The request
Write out every entry precisely as given, leaving the pictures out.
# Start of Entries supplied
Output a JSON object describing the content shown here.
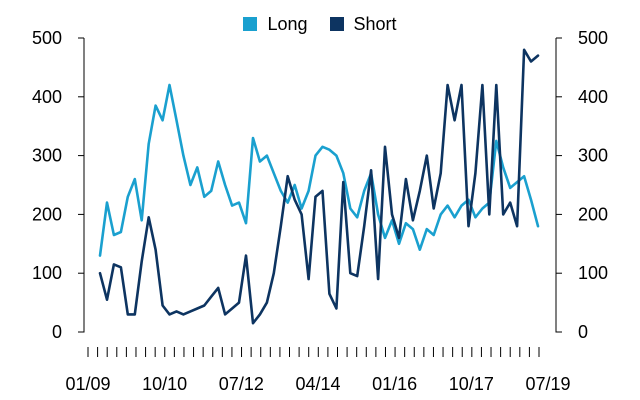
{
  "chart_data": {
    "type": "line",
    "title": "",
    "xlabel": "",
    "ylabel": "",
    "x_tick_labels": [
      "01/09",
      "10/10",
      "07/12",
      "04/14",
      "01/16",
      "10/17",
      "07/19"
    ],
    "y_tick_labels": [
      "0",
      "100",
      "200",
      "300",
      "400",
      "500"
    ],
    "ylim": [
      0,
      500
    ],
    "y_axes": "left and right (same scale)",
    "grid": false,
    "legend": {
      "position": "top-center"
    },
    "colors": {
      "Long": "#1aa0cf",
      "Short": "#0d3461"
    },
    "x": [
      "01/09",
      "03/09",
      "05/09",
      "07/09",
      "09/09",
      "11/09",
      "01/10",
      "03/10",
      "05/10",
      "07/10",
      "09/10",
      "11/10",
      "01/11",
      "03/11",
      "05/11",
      "07/11",
      "09/11",
      "11/11",
      "01/12",
      "03/12",
      "05/12",
      "07/12",
      "09/12",
      "11/12",
      "01/13",
      "03/13",
      "05/13",
      "07/13",
      "09/13",
      "11/13",
      "01/14",
      "03/14",
      "05/14",
      "07/14",
      "09/14",
      "11/14",
      "01/15",
      "03/15",
      "05/15",
      "07/15",
      "09/15",
      "11/15",
      "01/16",
      "03/16",
      "05/16",
      "07/16",
      "09/16",
      "11/16",
      "01/17",
      "03/17",
      "05/17",
      "07/17",
      "09/17",
      "11/17",
      "01/18",
      "03/18",
      "05/18",
      "07/18",
      "09/18",
      "11/18",
      "01/19",
      "03/19",
      "05/19",
      "07/19"
    ],
    "series": [
      {
        "name": "Long",
        "values": [
          130,
          220,
          165,
          170,
          230,
          260,
          190,
          320,
          385,
          360,
          420,
          360,
          300,
          250,
          280,
          230,
          240,
          290,
          250,
          215,
          220,
          185,
          330,
          290,
          300,
          270,
          240,
          220,
          250,
          210,
          240,
          300,
          315,
          310,
          300,
          270,
          210,
          195,
          240,
          270,
          200,
          160,
          190,
          150,
          185,
          175,
          140,
          175,
          165,
          200,
          215,
          195,
          215,
          225,
          195,
          210,
          220,
          325,
          280,
          245,
          255,
          265,
          225,
          180
        ]
      },
      {
        "name": "Short",
        "values": [
          100,
          55,
          115,
          110,
          30,
          30,
          120,
          195,
          140,
          45,
          30,
          35,
          30,
          35,
          40,
          45,
          60,
          75,
          30,
          40,
          50,
          130,
          15,
          30,
          50,
          100,
          180,
          265,
          225,
          200,
          90,
          230,
          240,
          65,
          40,
          255,
          100,
          95,
          180,
          275,
          90,
          315,
          200,
          160,
          260,
          190,
          240,
          300,
          210,
          270,
          420,
          360,
          420,
          180,
          270,
          420,
          200,
          420,
          200,
          220,
          180,
          480,
          460,
          470
        ]
      }
    ]
  }
}
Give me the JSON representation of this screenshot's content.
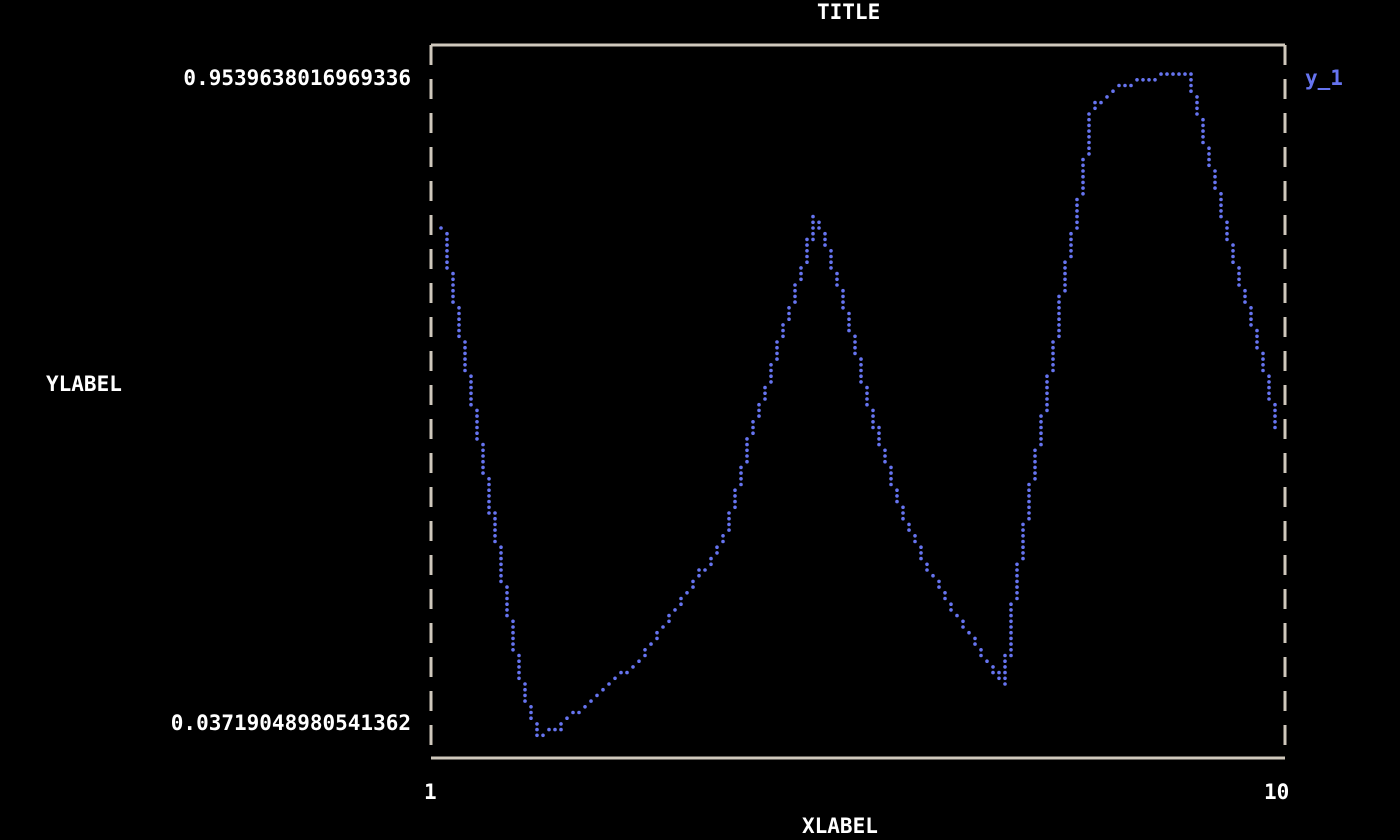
{
  "chart_data": {
    "type": "scatter",
    "title": "TITLE",
    "xlabel": "XLABEL",
    "ylabel": "YLABEL",
    "xlim": [
      1,
      10
    ],
    "ylim": [
      0.03719048980541362,
      0.9539638016969336
    ],
    "x_ticks": [
      "1",
      "10"
    ],
    "y_ticks": [
      "0.9539638016969336",
      "0.03719048980541362"
    ],
    "grid": false,
    "legend_placement": "right",
    "colors": {
      "series": "#6674f0",
      "axes": "#cfc8bc",
      "text": "#ffffff",
      "background": "#000000"
    },
    "series": [
      {
        "name": "y_1",
        "x": [
          1.1,
          1.31,
          1.52,
          1.7,
          1.83,
          1.94,
          2.1,
          2.36,
          2.78,
          3.2,
          3.62,
          4.05,
          4.36,
          4.68,
          4.89,
          5.02,
          5.16,
          5.37,
          5.63,
          5.89,
          6.15,
          6.47,
          6.79,
          7.02,
          7.1,
          7.31,
          7.52,
          7.68,
          7.84,
          7.94,
          8.16,
          8.58,
          8.95,
          9.1,
          9.31,
          9.58,
          9.79,
          9.89
        ],
        "y": [
          0.741,
          0.57,
          0.418,
          0.28,
          0.17,
          0.101,
          0.037,
          0.052,
          0.101,
          0.149,
          0.225,
          0.308,
          0.46,
          0.598,
          0.681,
          0.757,
          0.708,
          0.612,
          0.474,
          0.363,
          0.28,
          0.211,
          0.149,
          0.108,
          0.211,
          0.391,
          0.557,
          0.695,
          0.805,
          0.902,
          0.929,
          0.947,
          0.954,
          0.874,
          0.764,
          0.625,
          0.529,
          0.467
        ]
      }
    ]
  }
}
# End of Entries supplied
Answer below
Output a JSON object describing the content shown here.
{
  "chart_data": {
    "type": "line",
    "title": "",
    "xlabel": "",
    "ylabel": "",
    "x_tick_labels": [
      "01/09",
      "10/10",
      "07/12",
      "04/14",
      "01/16",
      "10/17",
      "07/19"
    ],
    "y_tick_labels": [
      "0",
      "100",
      "200",
      "300",
      "400",
      "500"
    ],
    "ylim": [
      0,
      500
    ],
    "y_axes": "left and right (same scale)",
    "grid": false,
    "legend": {
      "position": "top-center"
    },
    "colors": {
      "Long": "#1aa0cf",
      "Short": "#0d3461"
    },
    "x": [
      "01/09",
      "03/09",
      "05/09",
      "07/09",
      "09/09",
      "11/09",
      "01/10",
      "03/10",
      "05/10",
      "07/10",
      "09/10",
      "11/10",
      "01/11",
      "03/11",
      "05/11",
      "07/11",
      "09/11",
      "11/11",
      "01/12",
      "03/12",
      "05/12",
      "07/12",
      "09/12",
      "11/12",
      "01/13",
      "03/13",
      "05/13",
      "07/13",
      "09/13",
      "11/13",
      "01/14",
      "03/14",
      "05/14",
      "07/14",
      "09/14",
      "11/14",
      "01/15",
      "03/15",
      "05/15",
      "07/15",
      "09/15",
      "11/15",
      "01/16",
      "03/16",
      "05/16",
      "07/16",
      "09/16",
      "11/16",
      "01/17",
      "03/17",
      "05/17",
      "07/17",
      "09/17",
      "11/17",
      "01/18",
      "03/18",
      "05/18",
      "07/18",
      "09/18",
      "11/18",
      "01/19",
      "03/19",
      "05/19",
      "07/19"
    ],
    "series": [
      {
        "name": "Long",
        "values": [
          130,
          220,
          165,
          170,
          230,
          260,
          190,
          320,
          385,
          360,
          420,
          360,
          300,
          250,
          280,
          230,
          240,
          290,
          250,
          215,
          220,
          185,
          330,
          290,
          300,
          270,
          240,
          220,
          250,
          210,
          240,
          300,
          315,
          310,
          300,
          270,
          210,
          195,
          240,
          270,
          200,
          160,
          190,
          150,
          185,
          175,
          140,
          175,
          165,
          200,
          215,
          195,
          215,
          225,
          195,
          210,
          220,
          325,
          280,
          245,
          255,
          265,
          225,
          180
        ]
      },
      {
        "name": "Short",
        "values": [
          100,
          55,
          115,
          110,
          30,
          30,
          120,
          195,
          140,
          45,
          30,
          35,
          30,
          35,
          40,
          45,
          60,
          75,
          30,
          40,
          50,
          130,
          15,
          30,
          50,
          100,
          180,
          265,
          225,
          200,
          90,
          230,
          240,
          65,
          40,
          255,
          100,
          95,
          180,
          275,
          90,
          315,
          200,
          160,
          260,
          190,
          240,
          300,
          210,
          270,
          420,
          360,
          420,
          180,
          270,
          420,
          200,
          420,
          200,
          220,
          180,
          480,
          460,
          470
        ]
      }
    ]
  }
}
Give me the JSON representation of this screenshot's content.
{
  "chart_data": {
    "type": "scatter",
    "title": "TITLE",
    "xlabel": "XLABEL",
    "ylabel": "YLABEL",
    "xlim": [
      1,
      10
    ],
    "ylim": [
      0.03719048980541362,
      0.9539638016969336
    ],
    "x_ticks": [
      "1",
      "10"
    ],
    "y_ticks": [
      "0.9539638016969336",
      "0.03719048980541362"
    ],
    "grid": false,
    "legend_placement": "right",
    "colors": {
      "series": "#6674f0",
      "axes": "#cfc8bc",
      "text": "#ffffff",
      "background": "#000000"
    },
    "series": [
      {
        "name": "y_1",
        "x": [
          1.1,
          1.31,
          1.52,
          1.7,
          1.83,
          1.94,
          2.1,
          2.36,
          2.78,
          3.2,
          3.62,
          4.05,
          4.36,
          4.68,
          4.89,
          5.02,
          5.16,
          5.37,
          5.63,
          5.89,
          6.15,
          6.47,
          6.79,
          7.02,
          7.1,
          7.31,
          7.52,
          7.68,
          7.84,
          7.94,
          8.16,
          8.58,
          8.95,
          9.1,
          9.31,
          9.58,
          9.79,
          9.89
        ],
        "y": [
          0.741,
          0.57,
          0.418,
          0.28,
          0.17,
          0.101,
          0.037,
          0.052,
          0.101,
          0.149,
          0.225,
          0.308,
          0.46,
          0.598,
          0.681,
          0.757,
          0.708,
          0.612,
          0.474,
          0.363,
          0.28,
          0.211,
          0.149,
          0.108,
          0.211,
          0.391,
          0.557,
          0.695,
          0.805,
          0.902,
          0.929,
          0.947,
          0.954,
          0.874,
          0.764,
          0.625,
          0.529,
          0.467
        ]
      }
    ]
  }
}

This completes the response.